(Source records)

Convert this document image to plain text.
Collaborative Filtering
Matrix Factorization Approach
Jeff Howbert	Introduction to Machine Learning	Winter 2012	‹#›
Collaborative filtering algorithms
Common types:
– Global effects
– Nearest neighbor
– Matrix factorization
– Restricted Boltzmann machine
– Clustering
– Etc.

Short problem: Scan the material above. Return every line containing the string "Collaborative".

Solution to the problem:
Collaborative Filtering
Collaborative filtering algorithms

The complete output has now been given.